→ **Exercise prompt**: Filter the data below for the string "JSON" and copy each matching line.

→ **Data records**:
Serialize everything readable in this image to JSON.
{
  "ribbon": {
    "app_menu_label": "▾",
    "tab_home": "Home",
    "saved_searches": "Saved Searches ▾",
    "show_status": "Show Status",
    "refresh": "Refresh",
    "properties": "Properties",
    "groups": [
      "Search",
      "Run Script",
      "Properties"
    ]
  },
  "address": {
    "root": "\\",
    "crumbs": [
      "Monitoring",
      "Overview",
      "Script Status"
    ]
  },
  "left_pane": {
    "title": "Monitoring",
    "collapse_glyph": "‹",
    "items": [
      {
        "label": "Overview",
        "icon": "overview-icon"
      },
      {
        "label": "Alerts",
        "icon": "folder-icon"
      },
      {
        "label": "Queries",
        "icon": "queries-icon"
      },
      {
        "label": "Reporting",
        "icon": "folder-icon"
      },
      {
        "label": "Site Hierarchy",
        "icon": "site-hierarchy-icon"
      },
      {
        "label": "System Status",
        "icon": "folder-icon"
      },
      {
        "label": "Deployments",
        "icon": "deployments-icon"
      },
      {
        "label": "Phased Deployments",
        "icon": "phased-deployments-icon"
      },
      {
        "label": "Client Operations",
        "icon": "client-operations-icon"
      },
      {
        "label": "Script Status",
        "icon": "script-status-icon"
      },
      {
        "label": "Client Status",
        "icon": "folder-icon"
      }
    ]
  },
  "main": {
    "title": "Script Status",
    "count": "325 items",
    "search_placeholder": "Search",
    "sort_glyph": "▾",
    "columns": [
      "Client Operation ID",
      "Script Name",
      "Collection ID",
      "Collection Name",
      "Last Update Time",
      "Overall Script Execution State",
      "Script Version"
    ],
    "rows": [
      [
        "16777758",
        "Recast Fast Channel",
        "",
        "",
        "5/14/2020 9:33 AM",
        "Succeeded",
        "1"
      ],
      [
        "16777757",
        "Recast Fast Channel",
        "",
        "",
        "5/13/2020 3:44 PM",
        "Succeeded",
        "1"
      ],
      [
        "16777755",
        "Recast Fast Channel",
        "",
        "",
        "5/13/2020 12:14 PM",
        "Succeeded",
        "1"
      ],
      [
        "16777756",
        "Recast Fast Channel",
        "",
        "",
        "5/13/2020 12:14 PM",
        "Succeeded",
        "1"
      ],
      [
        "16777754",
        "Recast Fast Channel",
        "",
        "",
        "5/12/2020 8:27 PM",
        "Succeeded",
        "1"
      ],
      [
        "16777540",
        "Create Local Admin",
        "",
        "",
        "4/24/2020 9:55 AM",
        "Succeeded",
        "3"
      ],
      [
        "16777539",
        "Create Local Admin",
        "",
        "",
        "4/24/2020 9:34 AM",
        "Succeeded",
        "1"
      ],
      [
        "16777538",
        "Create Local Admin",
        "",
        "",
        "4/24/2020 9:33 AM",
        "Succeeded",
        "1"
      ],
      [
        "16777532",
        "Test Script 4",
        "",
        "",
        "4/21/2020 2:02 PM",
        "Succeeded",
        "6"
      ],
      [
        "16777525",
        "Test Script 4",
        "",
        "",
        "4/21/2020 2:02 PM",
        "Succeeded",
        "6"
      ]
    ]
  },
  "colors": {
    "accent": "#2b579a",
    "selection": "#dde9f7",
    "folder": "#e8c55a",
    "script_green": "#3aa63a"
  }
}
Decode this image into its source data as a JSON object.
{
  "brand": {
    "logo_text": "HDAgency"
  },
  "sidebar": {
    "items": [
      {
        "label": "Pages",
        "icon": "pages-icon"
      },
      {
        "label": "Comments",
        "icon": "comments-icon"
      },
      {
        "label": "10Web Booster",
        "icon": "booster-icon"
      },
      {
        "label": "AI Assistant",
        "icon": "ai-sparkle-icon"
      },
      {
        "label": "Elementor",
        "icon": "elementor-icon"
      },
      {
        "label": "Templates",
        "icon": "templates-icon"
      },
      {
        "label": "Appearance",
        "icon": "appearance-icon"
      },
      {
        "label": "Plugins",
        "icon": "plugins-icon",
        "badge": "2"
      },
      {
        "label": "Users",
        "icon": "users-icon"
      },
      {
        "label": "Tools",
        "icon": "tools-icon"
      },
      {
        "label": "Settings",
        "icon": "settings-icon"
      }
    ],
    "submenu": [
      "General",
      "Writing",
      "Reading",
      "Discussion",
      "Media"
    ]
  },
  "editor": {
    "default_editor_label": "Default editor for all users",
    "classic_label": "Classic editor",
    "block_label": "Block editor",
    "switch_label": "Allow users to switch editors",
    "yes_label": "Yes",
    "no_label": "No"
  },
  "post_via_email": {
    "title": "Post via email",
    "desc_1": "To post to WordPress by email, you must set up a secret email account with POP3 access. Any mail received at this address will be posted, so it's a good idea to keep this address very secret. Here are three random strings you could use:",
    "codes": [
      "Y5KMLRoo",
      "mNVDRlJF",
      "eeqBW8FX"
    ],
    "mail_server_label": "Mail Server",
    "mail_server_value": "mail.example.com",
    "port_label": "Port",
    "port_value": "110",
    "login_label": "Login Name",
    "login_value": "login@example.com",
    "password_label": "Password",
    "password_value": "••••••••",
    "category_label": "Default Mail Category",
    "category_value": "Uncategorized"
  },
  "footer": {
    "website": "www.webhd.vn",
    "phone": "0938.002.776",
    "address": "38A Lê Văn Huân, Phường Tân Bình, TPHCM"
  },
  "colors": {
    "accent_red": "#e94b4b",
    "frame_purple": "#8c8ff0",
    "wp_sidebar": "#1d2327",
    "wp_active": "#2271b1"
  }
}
--
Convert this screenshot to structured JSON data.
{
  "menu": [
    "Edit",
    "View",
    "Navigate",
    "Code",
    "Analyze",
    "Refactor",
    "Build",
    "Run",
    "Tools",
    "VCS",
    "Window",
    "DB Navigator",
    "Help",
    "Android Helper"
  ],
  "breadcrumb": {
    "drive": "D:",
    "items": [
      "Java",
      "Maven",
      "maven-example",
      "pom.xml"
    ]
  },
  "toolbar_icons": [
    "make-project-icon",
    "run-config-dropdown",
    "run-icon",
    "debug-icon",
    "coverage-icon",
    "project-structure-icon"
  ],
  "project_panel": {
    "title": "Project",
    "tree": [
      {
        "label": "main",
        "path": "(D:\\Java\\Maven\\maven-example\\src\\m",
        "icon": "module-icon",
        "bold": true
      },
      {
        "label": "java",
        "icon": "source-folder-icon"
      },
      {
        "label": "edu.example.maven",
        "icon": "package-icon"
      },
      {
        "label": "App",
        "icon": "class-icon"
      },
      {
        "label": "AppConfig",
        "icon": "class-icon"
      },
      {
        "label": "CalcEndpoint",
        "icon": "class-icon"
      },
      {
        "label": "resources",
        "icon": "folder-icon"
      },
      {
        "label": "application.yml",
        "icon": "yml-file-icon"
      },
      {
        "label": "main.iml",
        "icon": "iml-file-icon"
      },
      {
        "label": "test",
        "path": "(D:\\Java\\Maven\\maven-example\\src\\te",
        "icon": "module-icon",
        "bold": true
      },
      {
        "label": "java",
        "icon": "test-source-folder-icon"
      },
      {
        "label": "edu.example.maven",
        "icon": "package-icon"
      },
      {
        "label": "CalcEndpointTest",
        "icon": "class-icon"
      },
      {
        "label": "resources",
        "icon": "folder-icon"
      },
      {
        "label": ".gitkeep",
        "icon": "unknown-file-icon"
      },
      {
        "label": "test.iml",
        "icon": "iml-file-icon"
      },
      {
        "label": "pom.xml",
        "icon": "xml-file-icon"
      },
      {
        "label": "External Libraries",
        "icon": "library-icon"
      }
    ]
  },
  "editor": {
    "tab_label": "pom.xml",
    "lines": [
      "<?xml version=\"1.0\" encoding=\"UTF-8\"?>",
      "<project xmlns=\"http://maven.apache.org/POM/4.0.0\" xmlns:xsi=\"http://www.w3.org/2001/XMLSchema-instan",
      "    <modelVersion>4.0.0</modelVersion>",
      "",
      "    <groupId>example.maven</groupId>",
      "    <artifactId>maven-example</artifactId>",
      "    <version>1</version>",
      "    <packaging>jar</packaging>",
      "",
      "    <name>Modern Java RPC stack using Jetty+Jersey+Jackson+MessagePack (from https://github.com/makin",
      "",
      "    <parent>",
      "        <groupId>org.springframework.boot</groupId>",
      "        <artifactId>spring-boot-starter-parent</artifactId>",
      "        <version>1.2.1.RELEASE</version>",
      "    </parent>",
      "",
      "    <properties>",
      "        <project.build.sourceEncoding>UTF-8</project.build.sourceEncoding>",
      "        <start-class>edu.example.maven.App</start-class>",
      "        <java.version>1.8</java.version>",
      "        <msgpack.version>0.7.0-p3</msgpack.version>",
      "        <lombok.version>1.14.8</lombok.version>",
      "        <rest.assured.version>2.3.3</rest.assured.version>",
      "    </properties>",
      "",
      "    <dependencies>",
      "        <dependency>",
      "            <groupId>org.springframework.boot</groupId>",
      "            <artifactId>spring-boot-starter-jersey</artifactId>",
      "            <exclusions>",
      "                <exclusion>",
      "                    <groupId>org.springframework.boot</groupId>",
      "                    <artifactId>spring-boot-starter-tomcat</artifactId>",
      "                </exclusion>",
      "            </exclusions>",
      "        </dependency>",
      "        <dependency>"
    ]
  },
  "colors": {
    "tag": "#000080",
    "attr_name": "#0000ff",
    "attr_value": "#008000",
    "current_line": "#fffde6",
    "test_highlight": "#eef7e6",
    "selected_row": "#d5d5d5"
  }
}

→ **Solution to this problem**:
Serialize everything readable in this image to JSON.
Decode this image into its source data as a JSON object.
Convert this screenshot to structured JSON data.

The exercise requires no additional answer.